Rows from a figure dataset
◇ ◇ ◇ ◇ ◇

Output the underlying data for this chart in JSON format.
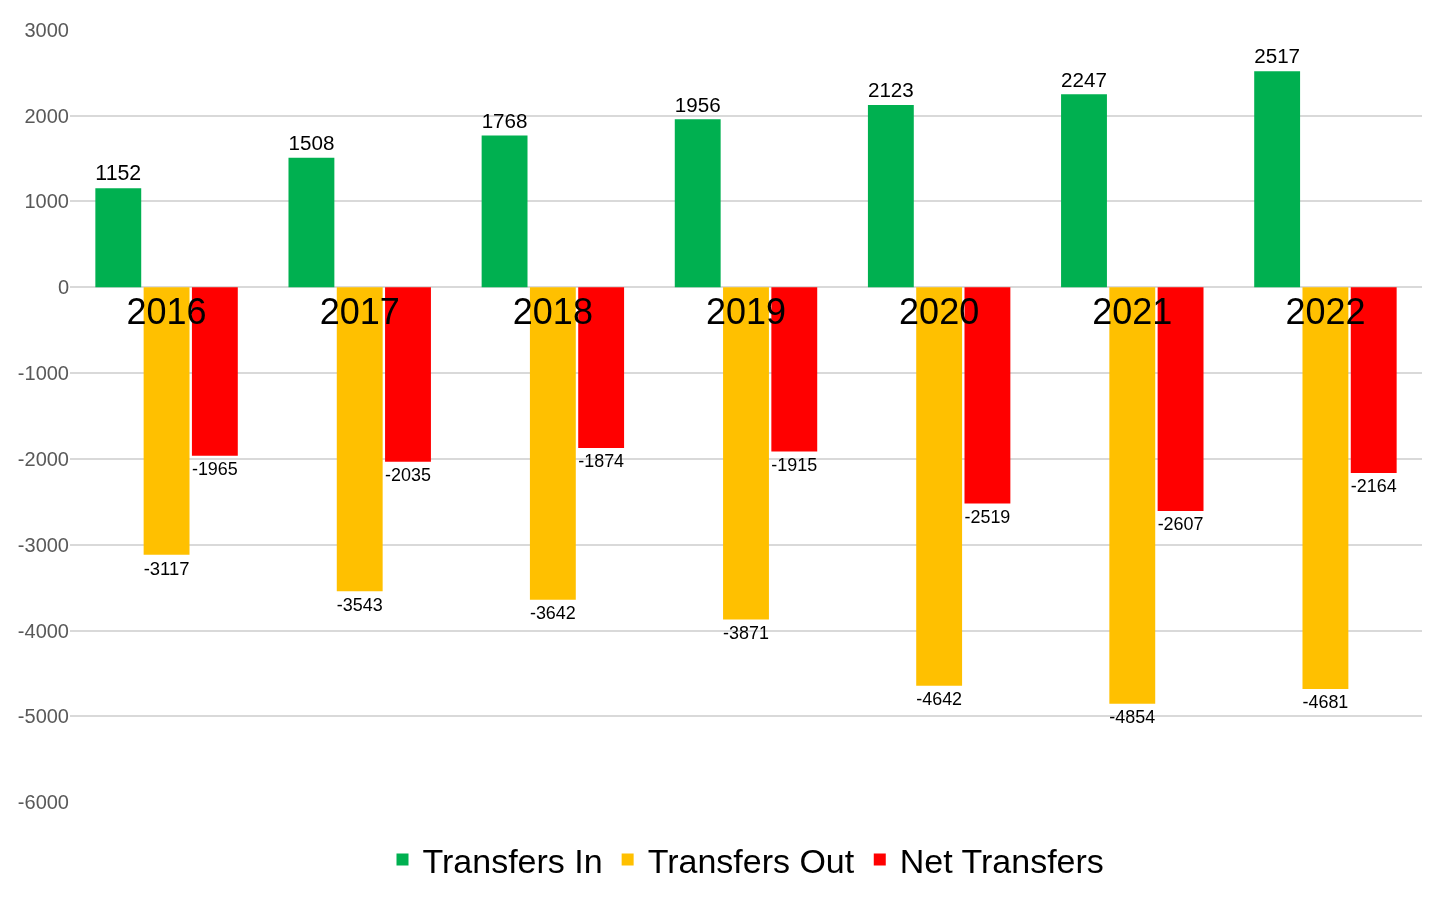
{
  "chart_data": {
    "type": "bar",
    "categories": [
      "2016",
      "2017",
      "2018",
      "2019",
      "2020",
      "2021",
      "2022"
    ],
    "series": [
      {
        "name": "Transfers In",
        "color": "#00b050",
        "values": [
          1152,
          1508,
          1768,
          1956,
          2123,
          2247,
          2517
        ]
      },
      {
        "name": "Transfers Out",
        "color": "#ffc000",
        "values": [
          -3117,
          -3543,
          -3642,
          -3871,
          -4642,
          -4854,
          -4681
        ]
      },
      {
        "name": "Net Transfers",
        "color": "#ff0000",
        "values": [
          -1965,
          -2035,
          -1874,
          -1915,
          -2519,
          -2607,
          -2164
        ]
      }
    ],
    "ylim": [
      -6000,
      3000
    ],
    "yticks": [
      -6000,
      -5000,
      -4000,
      -3000,
      -2000,
      -1000,
      0,
      1000,
      2000,
      3000
    ],
    "grid": "y",
    "legend": "bottom",
    "data_labels": true
  }
}
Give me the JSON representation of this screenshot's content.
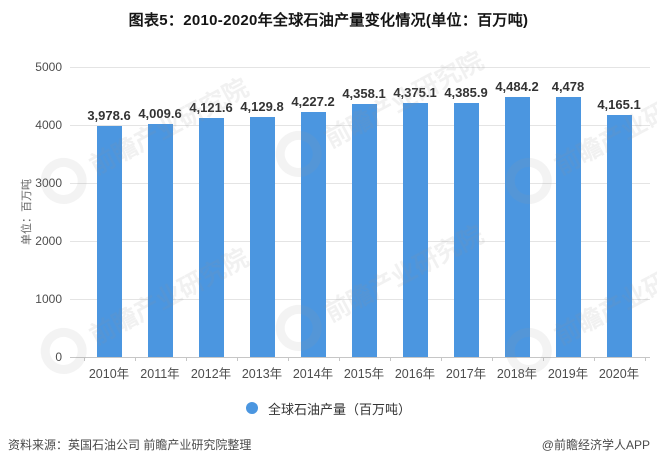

◇ ◇ ◇ ◇ ◇

Set task: Make a list of all lines in the data that contain "color".

Result:
        "color": "#00b050",
        "color": "#ffc000",
        "color": "#ff0000",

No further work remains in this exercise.